| DIRECTION |
Search the listing below for the string "arról" and copy every line where it occurs.
'''
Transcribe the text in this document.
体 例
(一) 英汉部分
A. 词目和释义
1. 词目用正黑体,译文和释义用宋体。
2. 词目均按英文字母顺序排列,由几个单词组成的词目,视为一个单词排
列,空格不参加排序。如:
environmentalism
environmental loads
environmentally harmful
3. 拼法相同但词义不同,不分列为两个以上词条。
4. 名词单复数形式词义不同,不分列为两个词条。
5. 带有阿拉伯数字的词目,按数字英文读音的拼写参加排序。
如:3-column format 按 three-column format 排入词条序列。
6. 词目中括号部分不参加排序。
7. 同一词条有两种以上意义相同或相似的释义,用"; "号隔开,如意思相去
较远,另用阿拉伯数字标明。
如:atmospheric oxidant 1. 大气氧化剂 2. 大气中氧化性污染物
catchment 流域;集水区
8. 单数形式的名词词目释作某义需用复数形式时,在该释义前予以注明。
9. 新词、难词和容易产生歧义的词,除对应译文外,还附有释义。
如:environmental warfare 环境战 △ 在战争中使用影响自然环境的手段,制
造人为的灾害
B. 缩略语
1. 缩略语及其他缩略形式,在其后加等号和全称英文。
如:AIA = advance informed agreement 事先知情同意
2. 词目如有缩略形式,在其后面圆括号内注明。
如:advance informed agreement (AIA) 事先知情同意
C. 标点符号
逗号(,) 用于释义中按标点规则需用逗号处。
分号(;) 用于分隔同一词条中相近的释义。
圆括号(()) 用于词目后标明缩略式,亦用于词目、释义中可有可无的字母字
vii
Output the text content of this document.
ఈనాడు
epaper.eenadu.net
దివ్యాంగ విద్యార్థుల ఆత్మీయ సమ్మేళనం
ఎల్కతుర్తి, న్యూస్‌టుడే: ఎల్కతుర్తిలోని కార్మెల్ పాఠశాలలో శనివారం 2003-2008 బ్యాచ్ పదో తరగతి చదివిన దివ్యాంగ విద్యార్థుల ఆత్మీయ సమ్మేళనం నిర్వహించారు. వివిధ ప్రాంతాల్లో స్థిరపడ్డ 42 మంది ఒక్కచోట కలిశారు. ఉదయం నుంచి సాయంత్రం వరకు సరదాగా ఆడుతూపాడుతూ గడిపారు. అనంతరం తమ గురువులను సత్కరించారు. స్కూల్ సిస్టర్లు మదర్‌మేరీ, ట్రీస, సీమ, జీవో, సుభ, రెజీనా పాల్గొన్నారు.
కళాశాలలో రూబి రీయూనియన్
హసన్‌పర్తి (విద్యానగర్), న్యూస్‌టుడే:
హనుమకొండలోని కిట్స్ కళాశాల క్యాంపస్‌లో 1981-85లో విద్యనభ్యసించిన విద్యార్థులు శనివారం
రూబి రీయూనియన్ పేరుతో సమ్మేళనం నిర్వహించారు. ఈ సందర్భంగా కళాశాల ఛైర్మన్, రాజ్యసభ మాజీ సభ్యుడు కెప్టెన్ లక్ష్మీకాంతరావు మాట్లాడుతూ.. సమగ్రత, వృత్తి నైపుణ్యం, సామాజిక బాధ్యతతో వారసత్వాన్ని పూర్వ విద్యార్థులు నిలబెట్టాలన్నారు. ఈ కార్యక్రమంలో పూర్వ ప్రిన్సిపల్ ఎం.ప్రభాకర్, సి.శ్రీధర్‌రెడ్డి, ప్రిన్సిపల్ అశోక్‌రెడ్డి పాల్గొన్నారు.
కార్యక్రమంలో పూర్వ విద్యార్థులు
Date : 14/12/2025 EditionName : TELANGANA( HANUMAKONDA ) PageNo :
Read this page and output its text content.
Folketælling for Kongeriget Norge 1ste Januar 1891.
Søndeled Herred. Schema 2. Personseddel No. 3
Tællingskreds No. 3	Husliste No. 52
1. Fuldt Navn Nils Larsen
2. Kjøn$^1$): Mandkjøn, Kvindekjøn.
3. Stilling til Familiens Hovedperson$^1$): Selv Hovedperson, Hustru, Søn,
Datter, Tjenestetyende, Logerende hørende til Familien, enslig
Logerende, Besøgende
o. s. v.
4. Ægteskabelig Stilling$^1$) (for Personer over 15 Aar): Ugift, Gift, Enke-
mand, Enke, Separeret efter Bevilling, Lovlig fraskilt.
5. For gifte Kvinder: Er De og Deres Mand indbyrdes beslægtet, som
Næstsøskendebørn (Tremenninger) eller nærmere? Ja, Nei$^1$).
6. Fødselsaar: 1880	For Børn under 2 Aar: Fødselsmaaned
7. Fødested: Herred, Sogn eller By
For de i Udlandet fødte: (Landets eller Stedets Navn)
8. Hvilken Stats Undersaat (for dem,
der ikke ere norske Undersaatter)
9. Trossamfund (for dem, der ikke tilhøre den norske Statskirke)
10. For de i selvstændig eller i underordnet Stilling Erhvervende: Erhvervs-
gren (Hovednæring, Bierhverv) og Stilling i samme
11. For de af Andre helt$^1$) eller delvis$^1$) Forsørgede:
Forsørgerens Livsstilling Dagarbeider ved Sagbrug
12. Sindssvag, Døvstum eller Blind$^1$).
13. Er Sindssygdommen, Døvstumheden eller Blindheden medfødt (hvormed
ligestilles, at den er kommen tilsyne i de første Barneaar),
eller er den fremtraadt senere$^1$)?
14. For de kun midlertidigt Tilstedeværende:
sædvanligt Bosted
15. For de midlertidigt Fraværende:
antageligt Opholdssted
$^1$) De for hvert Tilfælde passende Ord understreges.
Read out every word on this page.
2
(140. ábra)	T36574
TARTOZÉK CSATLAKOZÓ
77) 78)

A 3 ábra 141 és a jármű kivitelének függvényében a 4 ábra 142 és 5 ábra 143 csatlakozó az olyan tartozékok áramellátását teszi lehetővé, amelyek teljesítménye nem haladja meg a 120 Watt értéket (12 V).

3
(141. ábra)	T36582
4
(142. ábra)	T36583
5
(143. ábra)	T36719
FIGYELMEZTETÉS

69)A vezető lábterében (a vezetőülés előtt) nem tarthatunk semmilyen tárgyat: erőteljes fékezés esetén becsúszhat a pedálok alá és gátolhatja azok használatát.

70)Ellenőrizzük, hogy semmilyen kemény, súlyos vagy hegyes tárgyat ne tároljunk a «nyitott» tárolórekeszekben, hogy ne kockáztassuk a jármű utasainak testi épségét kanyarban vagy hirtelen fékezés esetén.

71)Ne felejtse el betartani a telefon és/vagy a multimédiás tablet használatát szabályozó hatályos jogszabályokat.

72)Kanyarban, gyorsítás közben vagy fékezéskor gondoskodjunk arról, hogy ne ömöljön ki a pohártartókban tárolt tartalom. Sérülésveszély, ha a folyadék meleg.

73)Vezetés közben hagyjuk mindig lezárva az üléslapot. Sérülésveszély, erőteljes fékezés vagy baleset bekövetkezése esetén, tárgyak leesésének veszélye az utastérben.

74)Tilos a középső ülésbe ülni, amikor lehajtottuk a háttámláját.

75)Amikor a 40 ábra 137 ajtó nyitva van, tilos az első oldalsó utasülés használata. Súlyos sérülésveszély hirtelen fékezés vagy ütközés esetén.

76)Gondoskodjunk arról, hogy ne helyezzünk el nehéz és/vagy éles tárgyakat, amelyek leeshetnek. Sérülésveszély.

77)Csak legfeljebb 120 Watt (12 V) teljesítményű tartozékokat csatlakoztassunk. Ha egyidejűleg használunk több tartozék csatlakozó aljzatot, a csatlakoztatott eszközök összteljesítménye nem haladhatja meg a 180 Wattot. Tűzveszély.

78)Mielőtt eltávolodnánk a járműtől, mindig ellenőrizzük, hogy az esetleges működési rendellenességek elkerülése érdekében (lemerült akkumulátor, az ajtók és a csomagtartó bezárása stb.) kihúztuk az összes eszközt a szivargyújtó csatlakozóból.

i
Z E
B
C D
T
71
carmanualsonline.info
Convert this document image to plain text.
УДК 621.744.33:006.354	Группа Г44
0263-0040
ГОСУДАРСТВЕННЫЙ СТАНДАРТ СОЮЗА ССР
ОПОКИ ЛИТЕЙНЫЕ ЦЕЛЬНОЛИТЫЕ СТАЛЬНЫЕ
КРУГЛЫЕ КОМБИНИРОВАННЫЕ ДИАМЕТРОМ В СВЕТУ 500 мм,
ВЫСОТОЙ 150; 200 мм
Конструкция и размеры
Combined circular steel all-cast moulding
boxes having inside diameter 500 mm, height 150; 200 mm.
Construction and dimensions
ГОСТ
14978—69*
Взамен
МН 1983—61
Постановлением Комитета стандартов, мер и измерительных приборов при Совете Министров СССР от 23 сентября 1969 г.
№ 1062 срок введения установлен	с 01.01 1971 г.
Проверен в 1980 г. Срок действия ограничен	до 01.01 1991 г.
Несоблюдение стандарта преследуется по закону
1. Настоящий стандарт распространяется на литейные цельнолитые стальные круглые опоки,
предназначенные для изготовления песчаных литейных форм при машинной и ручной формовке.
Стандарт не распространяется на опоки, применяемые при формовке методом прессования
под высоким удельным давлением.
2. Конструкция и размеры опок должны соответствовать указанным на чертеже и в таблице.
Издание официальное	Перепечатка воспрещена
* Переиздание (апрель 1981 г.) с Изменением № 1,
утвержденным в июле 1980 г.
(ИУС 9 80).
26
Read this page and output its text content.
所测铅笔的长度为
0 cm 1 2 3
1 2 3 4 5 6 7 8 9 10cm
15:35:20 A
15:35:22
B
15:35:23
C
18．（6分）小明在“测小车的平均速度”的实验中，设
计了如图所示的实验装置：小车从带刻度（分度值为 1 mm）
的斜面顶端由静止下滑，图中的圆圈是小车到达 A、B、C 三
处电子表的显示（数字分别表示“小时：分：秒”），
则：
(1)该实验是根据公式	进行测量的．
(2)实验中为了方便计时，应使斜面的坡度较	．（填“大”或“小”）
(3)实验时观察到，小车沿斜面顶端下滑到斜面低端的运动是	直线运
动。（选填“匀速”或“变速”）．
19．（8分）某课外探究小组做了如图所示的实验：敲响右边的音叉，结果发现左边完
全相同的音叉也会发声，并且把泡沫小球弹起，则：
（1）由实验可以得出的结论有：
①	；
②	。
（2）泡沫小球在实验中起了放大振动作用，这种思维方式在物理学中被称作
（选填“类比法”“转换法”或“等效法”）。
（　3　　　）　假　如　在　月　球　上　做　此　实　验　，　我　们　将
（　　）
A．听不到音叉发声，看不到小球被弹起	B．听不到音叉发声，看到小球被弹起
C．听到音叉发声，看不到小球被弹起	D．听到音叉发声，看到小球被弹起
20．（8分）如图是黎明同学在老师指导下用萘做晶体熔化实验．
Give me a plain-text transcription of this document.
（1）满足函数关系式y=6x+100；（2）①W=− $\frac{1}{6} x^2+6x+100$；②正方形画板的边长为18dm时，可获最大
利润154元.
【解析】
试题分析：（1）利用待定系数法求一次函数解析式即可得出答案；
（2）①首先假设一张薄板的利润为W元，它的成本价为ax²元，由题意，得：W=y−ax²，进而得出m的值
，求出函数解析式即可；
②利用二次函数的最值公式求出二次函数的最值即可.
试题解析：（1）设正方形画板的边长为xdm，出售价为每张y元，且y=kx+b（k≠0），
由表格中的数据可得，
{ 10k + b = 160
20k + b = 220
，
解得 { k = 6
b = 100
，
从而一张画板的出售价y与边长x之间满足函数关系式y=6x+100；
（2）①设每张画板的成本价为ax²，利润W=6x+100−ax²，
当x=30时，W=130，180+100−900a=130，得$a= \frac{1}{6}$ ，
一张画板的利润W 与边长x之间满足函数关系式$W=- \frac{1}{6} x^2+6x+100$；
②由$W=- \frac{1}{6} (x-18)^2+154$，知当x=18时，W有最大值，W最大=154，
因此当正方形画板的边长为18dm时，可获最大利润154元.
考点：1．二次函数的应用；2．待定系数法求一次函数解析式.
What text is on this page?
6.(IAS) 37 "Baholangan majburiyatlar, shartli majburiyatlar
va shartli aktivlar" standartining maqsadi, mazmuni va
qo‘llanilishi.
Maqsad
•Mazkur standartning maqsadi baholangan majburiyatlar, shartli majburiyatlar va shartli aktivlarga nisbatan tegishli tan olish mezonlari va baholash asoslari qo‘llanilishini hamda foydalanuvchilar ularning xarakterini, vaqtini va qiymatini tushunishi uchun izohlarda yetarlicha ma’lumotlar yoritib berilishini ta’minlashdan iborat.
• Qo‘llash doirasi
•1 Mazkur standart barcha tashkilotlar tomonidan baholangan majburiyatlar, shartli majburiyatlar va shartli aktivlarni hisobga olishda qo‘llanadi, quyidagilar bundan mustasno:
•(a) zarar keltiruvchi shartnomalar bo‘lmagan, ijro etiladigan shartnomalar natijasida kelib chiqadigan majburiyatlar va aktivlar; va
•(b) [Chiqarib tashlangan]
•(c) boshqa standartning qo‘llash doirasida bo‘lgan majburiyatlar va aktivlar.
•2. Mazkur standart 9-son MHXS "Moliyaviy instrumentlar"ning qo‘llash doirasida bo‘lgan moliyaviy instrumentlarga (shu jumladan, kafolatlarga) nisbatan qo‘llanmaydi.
'''
| EXERCISE RESPONSE |
72)Kanyarban, gyorsítás közben vagy fékezéskor gondoskodjunk arról, hogy ne ömöljön ki a pohártartókban tárolt tartalom. Sérülésveszély, ha a folyadék meleg.
76)Gondoskodjunk arról, hogy ne helyezzünk el nehéz és/vagy éles tárgyakat, amelyek leeshetnek. Sérülésveszély.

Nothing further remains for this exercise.